Task directions - Copy out every line of the entries below verbatim.

Data shown -
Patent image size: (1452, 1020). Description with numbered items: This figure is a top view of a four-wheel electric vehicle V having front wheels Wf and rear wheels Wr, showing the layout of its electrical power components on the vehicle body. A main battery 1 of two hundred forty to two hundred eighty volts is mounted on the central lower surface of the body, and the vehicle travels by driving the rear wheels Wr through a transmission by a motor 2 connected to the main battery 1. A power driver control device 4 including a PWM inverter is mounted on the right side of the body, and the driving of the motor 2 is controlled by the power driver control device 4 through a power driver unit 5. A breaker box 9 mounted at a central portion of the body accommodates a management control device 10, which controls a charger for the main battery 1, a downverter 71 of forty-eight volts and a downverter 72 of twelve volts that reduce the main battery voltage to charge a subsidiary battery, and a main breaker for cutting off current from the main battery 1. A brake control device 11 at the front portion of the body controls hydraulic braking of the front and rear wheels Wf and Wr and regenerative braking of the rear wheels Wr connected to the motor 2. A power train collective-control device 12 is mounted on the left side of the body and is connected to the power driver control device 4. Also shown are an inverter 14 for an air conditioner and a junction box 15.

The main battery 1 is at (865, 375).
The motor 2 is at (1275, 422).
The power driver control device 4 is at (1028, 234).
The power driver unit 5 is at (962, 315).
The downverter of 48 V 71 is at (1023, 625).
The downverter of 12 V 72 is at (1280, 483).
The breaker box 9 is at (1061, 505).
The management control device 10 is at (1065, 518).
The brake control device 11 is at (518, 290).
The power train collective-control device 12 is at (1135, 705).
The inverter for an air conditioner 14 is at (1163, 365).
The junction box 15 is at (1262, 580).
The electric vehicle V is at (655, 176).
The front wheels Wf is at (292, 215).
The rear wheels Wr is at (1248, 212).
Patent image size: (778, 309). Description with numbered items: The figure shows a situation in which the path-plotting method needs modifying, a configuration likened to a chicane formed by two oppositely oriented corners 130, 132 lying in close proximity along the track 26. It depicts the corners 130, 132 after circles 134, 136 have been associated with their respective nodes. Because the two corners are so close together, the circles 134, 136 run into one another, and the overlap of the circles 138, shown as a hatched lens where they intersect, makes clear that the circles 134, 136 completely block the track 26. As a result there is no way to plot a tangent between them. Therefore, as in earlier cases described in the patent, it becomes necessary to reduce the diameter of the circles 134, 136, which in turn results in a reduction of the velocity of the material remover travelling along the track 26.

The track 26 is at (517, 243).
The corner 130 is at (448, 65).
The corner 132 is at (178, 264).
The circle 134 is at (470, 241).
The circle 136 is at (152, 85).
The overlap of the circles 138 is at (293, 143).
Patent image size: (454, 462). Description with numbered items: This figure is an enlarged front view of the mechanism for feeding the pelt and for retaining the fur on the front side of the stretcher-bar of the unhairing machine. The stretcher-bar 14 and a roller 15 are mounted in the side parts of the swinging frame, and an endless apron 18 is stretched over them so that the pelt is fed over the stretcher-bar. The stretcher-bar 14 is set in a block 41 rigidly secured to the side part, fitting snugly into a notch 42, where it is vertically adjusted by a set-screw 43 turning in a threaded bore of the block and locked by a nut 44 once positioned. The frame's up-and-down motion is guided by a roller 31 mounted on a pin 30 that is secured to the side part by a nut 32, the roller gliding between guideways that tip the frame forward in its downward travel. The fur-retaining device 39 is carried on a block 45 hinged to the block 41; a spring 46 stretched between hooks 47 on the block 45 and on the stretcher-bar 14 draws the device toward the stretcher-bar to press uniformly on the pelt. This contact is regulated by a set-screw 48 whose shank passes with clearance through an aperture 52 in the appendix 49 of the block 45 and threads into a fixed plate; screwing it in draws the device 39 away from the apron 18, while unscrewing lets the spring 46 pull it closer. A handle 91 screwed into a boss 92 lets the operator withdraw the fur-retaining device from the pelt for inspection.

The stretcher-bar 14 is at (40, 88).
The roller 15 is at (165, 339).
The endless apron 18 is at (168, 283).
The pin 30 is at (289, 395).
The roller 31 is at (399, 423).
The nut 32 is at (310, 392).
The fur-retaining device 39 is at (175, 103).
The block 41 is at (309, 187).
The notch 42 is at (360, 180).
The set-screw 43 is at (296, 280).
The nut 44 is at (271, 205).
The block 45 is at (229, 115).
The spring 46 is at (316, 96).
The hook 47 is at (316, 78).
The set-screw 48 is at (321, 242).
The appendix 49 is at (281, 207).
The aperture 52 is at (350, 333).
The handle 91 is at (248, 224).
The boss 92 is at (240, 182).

Finished task -
Patent image size: (1452, 1020). Description with numbered items: This figure is a top view of a four-wheel electric vehicle V having front wheels Wf and rear wheels Wr, showing the layout of its electrical power components on the vehicle body. A main battery 1 of two hundred forty to two hundred eighty volts is mounted on the central lower surface of the body, and the vehicle travels by driving the rear wheels Wr through a transmission by a motor 2 connected to the main battery 1. A power driver control device 4 including a PWM inverter is mounted on the right side of the body, and the driving of the motor 2 is controlled by the power driver control device 4 through a power driver unit 5. A breaker box 9 mounted at a central portion of the body accommodates a management control device 10, which controls a charger for the main battery 1, a downverter 71 of forty-eight volts and a downverter 72 of twelve volts that reduce the main battery voltage to charge a subsidiary battery, and a main breaker for cutting off current from the main battery 1. A brake control device 11 at the front portion of the body controls hydraulic braking of the front and rear wheels Wf and Wr and regenerative braking of the rear wheels Wr connected to the motor 2. A power train collective-control device 12 is mounted on the left side of the body and is connected to the power driver control device 4. Also shown are an inverter 14 for an air conditioner and a junction box 15.

The main battery 1 is at (865, 375).
The motor 2 is at (1275, 422).
The power driver control device 4 is at (1028, 234).
The power driver unit 5 is at (962, 315).
The downverter of 48 V 71 is at (1023, 625).
The downverter of 12 V 72 is at (1280, 483).
The breaker box 9 is at (1061, 505).
The management control device 10 is at (1065, 518).
The brake control device 11 is at (518, 290).
The power train collective-control device 12 is at (1135, 705).
The inverter for an air conditioner 14 is at (1163, 365).
The junction box 15 is at (1262, 580).
The electric vehicle V is at (655, 176).
The front wheels Wf is at (292, 215).
The rear wheels Wr is at (1248, 212).
Patent image size: (778, 309). Description with numbered items: The figure shows a situation in which the path-plotting method needs modifying, a configuration likened to a chicane formed by two oppositely oriented corners 130, 132 lying in close proximity along the track 26. It depicts the corners 130, 132 after circles 134, 136 have been associated with their respective nodes. Because the two corners are so close together, the circles 134, 136 run into one another, and the overlap of the circles 138, shown as a hatched lens where they intersect, makes clear that the circles 134, 136 completely block the track 26. As a result there is no way to plot a tangent between them. Therefore, as in earlier cases described in the patent, it becomes necessary to reduce the diameter of the circles 134, 136, which in turn results in a reduction of the velocity of the material remover travelling along the track 26.

The track 26 is at (517, 243).
The corner 130 is at (448, 65).
The corner 132 is at (178, 264).
The circle 134 is at (470, 241).
The circle 136 is at (152, 85).
The overlap of the circles 138 is at (293, 143).
Patent image size: (454, 462). Description with numbered items: This figure is an enlarged front view of the mechanism for feeding the pelt and for retaining the fur on the front side of the stretcher-bar of the unhairing machine. The stretcher-bar 14 and a roller 15 are mounted in the side parts of the swinging frame, and an endless apron 18 is stretched over them so that the pelt is fed over the stretcher-bar. The stretcher-bar 14 is set in a block 41 rigidly secured to the side part, fitting snugly into a notch 42, where it is vertically adjusted by a set-screw 43 turning in a threaded bore of the block and locked by a nut 44 once positioned. The frame's up-and-down motion is guided by a roller 31 mounted on a pin 30 that is secured to the side part by a nut 32, the roller gliding between guideways that tip the frame forward in its downward travel. The fur-retaining device 39 is carried on a block 45 hinged to the block 41; a spring 46 stretched between hooks 47 on the block 45 and on the stretcher-bar 14 draws the device toward the stretcher-bar to press uniformly on the pelt. This contact is regulated by a set-screw 48 whose shank passes with clearance through an aperture 52 in the appendix 49 of the block 45 and threads into a fixed plate; screwing it in draws the device 39 away from the apron 18, while unscrewing lets the spring 46 pull it closer. A handle 91 screwed into a boss 92 lets the operator withdraw the fur-retaining device from the pelt for inspection.

The stretcher-bar 14 is at (40, 88).
The roller 15 is at (165, 339).
The endless apron 18 is at (168, 283).
The pin 30 is at (289, 395).
The roller 31 is at (399, 423).
The nut 32 is at (310, 392).
The fur-retaining device 39 is at (175, 103).
The block 41 is at (309, 187).
The notch 42 is at (360, 180).
The set-screw 43 is at (296, 280).
The nut 44 is at (271, 205).
The block 45 is at (229, 115).
The spring 46 is at (316, 96).
The hook 47 is at (316, 78).
The set-screw 48 is at (321, 242).
The appendix 49 is at (281, 207).
The aperture 52 is at (350, 333).
The handle 91 is at (248, 224).
The boss 92 is at (240, 182).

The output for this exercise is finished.